Scan the data below for the string "Problems". Show every line where it turns up.

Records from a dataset
##############################

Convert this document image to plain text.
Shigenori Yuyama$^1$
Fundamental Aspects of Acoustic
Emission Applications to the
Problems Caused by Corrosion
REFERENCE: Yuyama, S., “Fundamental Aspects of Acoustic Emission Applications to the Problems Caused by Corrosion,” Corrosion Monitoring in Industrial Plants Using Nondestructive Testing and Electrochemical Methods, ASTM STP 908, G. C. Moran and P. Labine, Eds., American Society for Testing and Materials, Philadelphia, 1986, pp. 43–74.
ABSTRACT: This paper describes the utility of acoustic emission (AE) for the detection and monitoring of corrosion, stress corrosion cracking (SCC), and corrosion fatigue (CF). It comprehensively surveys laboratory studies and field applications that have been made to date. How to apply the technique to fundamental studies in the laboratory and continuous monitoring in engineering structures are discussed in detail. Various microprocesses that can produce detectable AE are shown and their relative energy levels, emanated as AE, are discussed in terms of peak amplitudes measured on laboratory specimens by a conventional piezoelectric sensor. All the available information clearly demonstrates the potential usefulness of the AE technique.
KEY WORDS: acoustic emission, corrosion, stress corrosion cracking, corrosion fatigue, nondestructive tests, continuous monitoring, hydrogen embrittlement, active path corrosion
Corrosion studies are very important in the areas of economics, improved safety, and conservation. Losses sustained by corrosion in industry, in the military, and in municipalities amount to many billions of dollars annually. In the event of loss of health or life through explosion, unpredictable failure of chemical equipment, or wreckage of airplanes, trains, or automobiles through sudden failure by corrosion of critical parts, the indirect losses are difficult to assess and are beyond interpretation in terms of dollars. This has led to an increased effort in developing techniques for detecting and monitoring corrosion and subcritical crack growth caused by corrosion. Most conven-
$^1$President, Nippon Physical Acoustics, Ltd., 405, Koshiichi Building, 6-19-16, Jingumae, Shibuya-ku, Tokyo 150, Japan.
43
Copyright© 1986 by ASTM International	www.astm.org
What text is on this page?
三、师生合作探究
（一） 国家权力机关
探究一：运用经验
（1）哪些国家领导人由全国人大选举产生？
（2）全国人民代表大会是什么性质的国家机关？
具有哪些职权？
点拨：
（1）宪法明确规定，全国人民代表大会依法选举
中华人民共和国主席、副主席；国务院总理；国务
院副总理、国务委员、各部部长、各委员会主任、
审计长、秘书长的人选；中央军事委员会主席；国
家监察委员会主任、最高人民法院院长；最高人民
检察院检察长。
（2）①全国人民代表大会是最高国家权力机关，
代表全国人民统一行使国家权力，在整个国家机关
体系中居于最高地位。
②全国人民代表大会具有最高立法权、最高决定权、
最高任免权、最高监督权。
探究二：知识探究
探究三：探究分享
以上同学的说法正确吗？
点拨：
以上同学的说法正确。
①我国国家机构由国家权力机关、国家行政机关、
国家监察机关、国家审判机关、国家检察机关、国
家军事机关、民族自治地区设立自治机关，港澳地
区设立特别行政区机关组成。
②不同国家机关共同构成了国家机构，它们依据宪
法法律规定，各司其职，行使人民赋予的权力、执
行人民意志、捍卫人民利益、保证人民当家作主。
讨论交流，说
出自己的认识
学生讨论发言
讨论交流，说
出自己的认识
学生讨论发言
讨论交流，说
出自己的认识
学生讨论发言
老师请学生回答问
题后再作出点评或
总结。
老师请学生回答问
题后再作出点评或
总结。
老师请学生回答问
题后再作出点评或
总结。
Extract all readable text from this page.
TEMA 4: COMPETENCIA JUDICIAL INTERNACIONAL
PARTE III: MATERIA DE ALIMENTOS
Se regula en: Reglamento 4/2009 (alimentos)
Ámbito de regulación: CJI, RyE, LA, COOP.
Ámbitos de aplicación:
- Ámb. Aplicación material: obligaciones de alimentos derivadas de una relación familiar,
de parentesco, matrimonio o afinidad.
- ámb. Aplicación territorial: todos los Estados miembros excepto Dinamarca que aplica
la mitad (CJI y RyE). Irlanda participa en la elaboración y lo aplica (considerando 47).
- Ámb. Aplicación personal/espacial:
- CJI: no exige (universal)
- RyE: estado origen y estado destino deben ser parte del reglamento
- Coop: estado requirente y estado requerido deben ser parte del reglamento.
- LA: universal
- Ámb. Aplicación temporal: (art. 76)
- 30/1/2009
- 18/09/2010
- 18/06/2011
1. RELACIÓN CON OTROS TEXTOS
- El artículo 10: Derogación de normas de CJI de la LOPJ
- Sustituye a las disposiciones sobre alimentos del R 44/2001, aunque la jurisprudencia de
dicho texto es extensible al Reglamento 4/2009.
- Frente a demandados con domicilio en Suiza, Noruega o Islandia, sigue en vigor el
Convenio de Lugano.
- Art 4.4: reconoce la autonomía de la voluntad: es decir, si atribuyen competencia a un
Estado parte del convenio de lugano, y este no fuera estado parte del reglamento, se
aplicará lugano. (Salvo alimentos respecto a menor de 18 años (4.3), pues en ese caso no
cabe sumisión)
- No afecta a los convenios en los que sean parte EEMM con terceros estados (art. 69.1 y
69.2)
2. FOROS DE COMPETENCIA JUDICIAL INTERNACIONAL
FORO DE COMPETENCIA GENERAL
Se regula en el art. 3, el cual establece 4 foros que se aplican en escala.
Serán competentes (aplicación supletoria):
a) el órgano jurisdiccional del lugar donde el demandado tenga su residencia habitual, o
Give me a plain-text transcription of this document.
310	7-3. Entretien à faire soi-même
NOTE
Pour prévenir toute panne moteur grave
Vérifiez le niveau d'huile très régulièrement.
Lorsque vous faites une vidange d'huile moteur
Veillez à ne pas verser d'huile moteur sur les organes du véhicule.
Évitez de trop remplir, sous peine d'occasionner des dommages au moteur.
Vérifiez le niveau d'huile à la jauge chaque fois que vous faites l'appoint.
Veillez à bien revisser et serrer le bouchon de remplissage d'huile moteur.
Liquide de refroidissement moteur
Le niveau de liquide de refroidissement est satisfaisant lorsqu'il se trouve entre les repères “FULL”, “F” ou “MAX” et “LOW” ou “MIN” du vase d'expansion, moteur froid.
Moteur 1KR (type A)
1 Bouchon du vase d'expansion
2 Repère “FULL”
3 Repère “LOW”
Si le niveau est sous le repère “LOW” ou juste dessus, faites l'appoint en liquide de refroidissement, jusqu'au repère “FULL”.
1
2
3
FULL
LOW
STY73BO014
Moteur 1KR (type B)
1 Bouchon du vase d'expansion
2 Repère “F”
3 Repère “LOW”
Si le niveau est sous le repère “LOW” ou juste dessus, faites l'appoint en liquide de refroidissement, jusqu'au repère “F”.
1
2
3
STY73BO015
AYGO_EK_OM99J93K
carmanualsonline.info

##############################

*Finished answer*
Problems Caused by Corrosion
REFERENCE: Yuyama, S., “Fundamental Aspects of Acoustic Emission Applications to the Problems Caused by Corrosion,” Corrosion Monitoring in Industrial Plants Using Nondestructive Testing and Electrochemical Methods, ASTM STP 908, G. C. Moran and P. Labine, Eds., American Society for Testing and Materials, Philadelphia, 1986, pp. 43–74.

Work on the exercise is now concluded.